══ READING PASSAGE
Established in 1979, RIJ has so far distributed more than $8 million to over 700 refugee-related projects around the world. RIJ-funded projects focus on empowerment, community management, education and skill-development.

Most recently, RIJ has been involved in educational support for people in refugee camps in Thailand who did not finish high school, environmental projects in Uganda and psycho-social programs to help trauma victims in Colombia.

The upcoming event is the first one through which RIJ aims to provide support to survivors of natural disasters.

“In this case, they are our neighbors and we wanted to provide support,” Best said. “We also feel that the experience we have of funding community projects for displaced people in other countries would be valuable here in Japan.”
════
══ INFORMATION SUPPLIED
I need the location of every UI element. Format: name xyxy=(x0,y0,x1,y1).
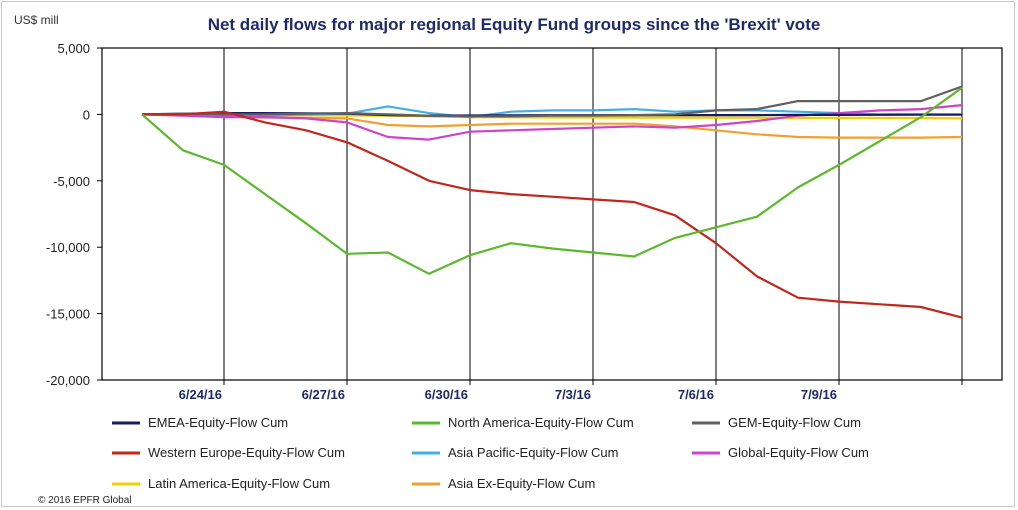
legend-label-4: Asia Pacific-Equity-Flow Cum xyxy=(448,445,619,460)
y-tick-label: -20,000 xyxy=(46,373,90,388)
x-tick-label: 7/3/16 xyxy=(555,387,591,402)
legend-label-1: North America-Equity-Flow Cum xyxy=(448,415,634,430)
plot-border xyxy=(101,47,1003,381)
y-axis-unit-label: US$ mill xyxy=(14,13,59,27)
x-tick-label: 6/30/16 xyxy=(425,387,468,402)
legend-label-6: Latin America-Equity-Flow Cum xyxy=(148,476,330,491)
legend-label-7: Asia Ex-Equity-Flow Cum xyxy=(448,476,595,491)
y-tick-label: -5,000 xyxy=(53,174,90,189)
x-tick-label: 7/6/16 xyxy=(678,387,714,402)
x-tick-label: 7/9/16 xyxy=(801,387,837,402)
series-line-2 xyxy=(141,85,963,118)
legend: EMEA-Equity-Flow Cum North America-Equity… xyxy=(112,415,869,491)
legend-label-0: EMEA-Equity-Flow Cum xyxy=(148,415,288,430)
legend-label-2: GEM-Equity-Flow Cum xyxy=(728,415,861,430)
legend-label-5: Global-Equity-Flow Cum xyxy=(728,445,869,460)
y-tick-label: -10,000 xyxy=(46,240,90,255)
series-line-1 xyxy=(141,86,963,275)
x-tick-label: 6/27/16 xyxy=(302,387,345,402)
y-tick-label: 5,000 xyxy=(57,41,90,56)
series-line-3 xyxy=(142,110,963,319)
y-tick-label: -15,000 xyxy=(46,307,90,322)
copyright-text: © 2016 EPFR Global xyxy=(38,495,132,506)
legend-label-3: Western Europe-Equity-Flow Cum xyxy=(148,445,345,460)
chart-title: Net daily flows for major regional Equit… xyxy=(208,15,821,34)
y-tick-label: 0 xyxy=(83,107,90,122)
plot-area: 6/24/16 6/27/16 6/30/16 7/3/16 7/6/16 7/9/16 5… xyxy=(46,41,1003,402)
x-tick-label: 6/24/16 xyxy=(179,387,222,402)
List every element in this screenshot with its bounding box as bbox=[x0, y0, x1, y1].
════
● TASK REQUIREMENTS
a) Do these statements agree with the passage about RIJ? (i) RIJ was founded in 1979. (ii) The upcoming event is RIJ's second effort to support survivors of natural disasters. (iii) RIJ has funded environmental projects in Colombia. For each, answer yes or no and quote the words of the passage that decide it.
b) Could you go on with the passage about RIJ, picking up after its final sentence?

● SOLVED PROBLEMS
a)
(i) Yes: "Established in 1979"
(ii) No: "The upcoming event is the first one through which RIJ aims to provide support to survivors of natural disasters."
(iii) No: "environmental projects in Uganda and psycho-social programs to help trauma victims in Colombia"

b)
Following the earthquake, there has been widespread popular sentiment to refrain from holding entertainment events in public given that tens of thousands of people have lost their lives in the disaster.

Best said RIJ pondered whether to hold “Rhythm and Hope” as planned, but eventually decided to go ahead.

“As time went on, our supporters were keen to have something to look forward to and particularly an event that would benefit those who have lost their homes and livelihoods in Tohoku,” Best said. “We all hope that people recognize that music and dance provides hope for everyone.”

The Rhythm and Hope event will be held from 6 p.m. to 11 p.m. Thursday at What the Dickens in Ebisu.